### STATED GOAL
Select the lines below containing the word "color".

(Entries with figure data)

- - -

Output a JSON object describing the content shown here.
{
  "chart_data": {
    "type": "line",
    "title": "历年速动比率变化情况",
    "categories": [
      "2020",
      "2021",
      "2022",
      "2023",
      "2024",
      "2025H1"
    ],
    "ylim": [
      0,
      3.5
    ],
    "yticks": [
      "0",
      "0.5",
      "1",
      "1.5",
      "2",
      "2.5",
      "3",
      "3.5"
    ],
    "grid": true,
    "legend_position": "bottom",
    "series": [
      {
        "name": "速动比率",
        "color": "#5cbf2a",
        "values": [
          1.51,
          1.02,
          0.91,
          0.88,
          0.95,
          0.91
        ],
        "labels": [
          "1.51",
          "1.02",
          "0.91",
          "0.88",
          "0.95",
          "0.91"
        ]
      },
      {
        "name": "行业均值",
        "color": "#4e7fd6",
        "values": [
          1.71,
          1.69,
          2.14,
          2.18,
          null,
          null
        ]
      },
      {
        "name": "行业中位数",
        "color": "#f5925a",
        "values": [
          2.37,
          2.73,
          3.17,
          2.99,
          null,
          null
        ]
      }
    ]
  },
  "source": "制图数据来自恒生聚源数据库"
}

- - -

### FINAL ANSWER
        "color": "#5cbf2a",
        "color": "#4e7fd6",
        "color": "#f5925a",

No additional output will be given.